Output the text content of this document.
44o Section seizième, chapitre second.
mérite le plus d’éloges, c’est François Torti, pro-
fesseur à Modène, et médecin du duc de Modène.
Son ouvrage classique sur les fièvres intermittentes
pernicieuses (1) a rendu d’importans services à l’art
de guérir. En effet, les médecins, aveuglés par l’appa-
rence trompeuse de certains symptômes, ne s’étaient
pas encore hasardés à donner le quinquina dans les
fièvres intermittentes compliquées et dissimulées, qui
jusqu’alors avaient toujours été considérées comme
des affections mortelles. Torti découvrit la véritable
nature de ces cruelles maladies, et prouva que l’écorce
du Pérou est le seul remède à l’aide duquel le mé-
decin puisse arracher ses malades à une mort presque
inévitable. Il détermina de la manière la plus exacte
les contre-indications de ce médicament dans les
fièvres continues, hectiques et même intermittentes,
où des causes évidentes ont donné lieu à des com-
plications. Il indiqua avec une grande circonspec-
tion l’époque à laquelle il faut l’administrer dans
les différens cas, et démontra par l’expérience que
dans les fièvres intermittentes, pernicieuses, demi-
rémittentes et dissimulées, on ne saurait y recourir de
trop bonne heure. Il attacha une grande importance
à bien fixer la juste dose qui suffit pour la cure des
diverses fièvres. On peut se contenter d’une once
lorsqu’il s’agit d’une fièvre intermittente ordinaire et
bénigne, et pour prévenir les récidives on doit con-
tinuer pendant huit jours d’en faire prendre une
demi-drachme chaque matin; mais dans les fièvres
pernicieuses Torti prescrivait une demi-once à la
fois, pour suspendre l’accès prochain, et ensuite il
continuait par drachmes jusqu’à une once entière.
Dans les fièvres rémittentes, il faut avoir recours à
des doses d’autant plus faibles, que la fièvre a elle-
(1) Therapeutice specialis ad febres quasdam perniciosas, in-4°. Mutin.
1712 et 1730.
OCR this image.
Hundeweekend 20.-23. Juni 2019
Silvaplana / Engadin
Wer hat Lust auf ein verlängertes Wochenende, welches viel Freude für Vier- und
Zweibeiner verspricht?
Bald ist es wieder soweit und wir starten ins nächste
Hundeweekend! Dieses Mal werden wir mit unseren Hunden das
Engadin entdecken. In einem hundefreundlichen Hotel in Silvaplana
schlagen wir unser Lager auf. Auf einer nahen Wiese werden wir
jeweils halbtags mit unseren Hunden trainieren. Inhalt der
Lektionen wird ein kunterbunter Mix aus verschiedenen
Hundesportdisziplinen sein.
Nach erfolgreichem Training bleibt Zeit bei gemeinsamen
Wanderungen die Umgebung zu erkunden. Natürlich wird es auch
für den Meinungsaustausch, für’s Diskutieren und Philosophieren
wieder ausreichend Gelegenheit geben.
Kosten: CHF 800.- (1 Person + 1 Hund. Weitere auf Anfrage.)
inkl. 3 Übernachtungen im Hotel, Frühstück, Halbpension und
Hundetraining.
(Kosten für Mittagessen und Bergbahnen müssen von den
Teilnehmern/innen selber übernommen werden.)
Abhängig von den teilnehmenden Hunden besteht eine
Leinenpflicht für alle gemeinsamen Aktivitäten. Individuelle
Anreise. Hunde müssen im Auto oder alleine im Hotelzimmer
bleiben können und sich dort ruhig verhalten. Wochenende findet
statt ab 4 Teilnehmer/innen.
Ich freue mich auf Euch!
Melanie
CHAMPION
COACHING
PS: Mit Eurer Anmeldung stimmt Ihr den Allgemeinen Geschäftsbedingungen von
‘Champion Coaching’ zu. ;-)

____

Repeat the records above in full, character for character.

Output the text content of this document.
44o Section seizième, chapitre second.
mérite le plus d’éloges, c’est François Torti, pro-
fesseur à Modène, et médecin du duc de Modène.
Son ouvrage classique sur les fièvres intermittentes
pernicieuses (1) a rendu d’importans services à l’art
de guérir. En effet, les médecins, aveuglés par l’appa-
rence trompeuse de certains symptômes, ne s’étaient
pas encore hasardés à donner le quinquina dans les
fièvres intermittentes compliquées et dissimulées, qui
jusqu’alors avaient toujours été considérées comme
des affections mortelles. Torti découvrit la véritable
nature de ces cruelles maladies, et prouva que l’écorce
du Pérou est le seul remède à l’aide duquel le mé-
decin puisse arracher ses malades à une mort presque
inévitable. Il détermina de la manière la plus exacte
les contre-indications de ce médicament dans les
fièvres continues, hectiques et même intermittentes,
où des causes évidentes ont donné lieu à des com-
plications. Il indiqua avec une grande circonspec-
tion l’époque à laquelle il faut l’administrer dans
les différens cas, et démontra par l’expérience que
dans les fièvres intermittentes, pernicieuses, demi-
rémittentes et dissimulées, on ne saurait y recourir de
trop bonne heure. Il attacha une grande importance
à bien fixer la juste dose qui suffit pour la cure des
diverses fièvres. On peut se contenter d’une once
lorsqu’il s’agit d’une fièvre intermittente ordinaire et
bénigne, et pour prévenir les récidives on doit con-
tinuer pendant huit jours d’en faire prendre une
demi-drachme chaque matin; mais dans les fièvres
pernicieuses Torti prescrivait une demi-once à la
fois, pour suspendre l’accès prochain, et ensuite il
continuait par drachmes jusqu’à une once entière.
Dans les fièvres rémittentes, il faut avoir recours à
des doses d’autant plus faibles, que la fièvre a elle-
(1) Therapeutice specialis ad febres quasdam perniciosas, in-4°. Mutin.
1712 et 1730.
OCR this image.
Hundeweekend 20.-23. Juni 2019
Silvaplana / Engadin
Wer hat Lust auf ein verlängertes Wochenende, welches viel Freude für Vier- und
Zweibeiner verspricht?
Bald ist es wieder soweit und wir starten ins nächste
Hundeweekend! Dieses Mal werden wir mit unseren Hunden das
Engadin entdecken. In einem hundefreundlichen Hotel in Silvaplana
schlagen wir unser Lager auf. Auf einer nahen Wiese werden wir
jeweils halbtags mit unseren Hunden trainieren. Inhalt der
Lektionen wird ein kunterbunter Mix aus verschiedenen
Hundesportdisziplinen sein.
Nach erfolgreichem Training bleibt Zeit bei gemeinsamen
Wanderungen die Umgebung zu erkunden. Natürlich wird es auch
für den Meinungsaustausch, für’s Diskutieren und Philosophieren
wieder ausreichend Gelegenheit geben.
Kosten: CHF 800.- (1 Person + 1 Hund. Weitere auf Anfrage.)
inkl. 3 Übernachtungen im Hotel, Frühstück, Halbpension und
Hundetraining.
(Kosten für Mittagessen und Bergbahnen müssen von den
Teilnehmern/innen selber übernommen werden.)
Abhängig von den teilnehmenden Hunden besteht eine
Leinenpflicht für alle gemeinsamen Aktivitäten. Individuelle
Anreise. Hunde müssen im Auto oder alleine im Hotelzimmer
bleiben können und sich dort ruhig verhalten. Wochenende findet
statt ab 4 Teilnehmer/innen.
Ich freue mich auf Euch!
Melanie
CHAMPION
COACHING
PS: Mit Eurer Anmeldung stimmt Ihr den Allgemeinen Geschäftsbedingungen von
‘Champion Coaching’ zu. ;-)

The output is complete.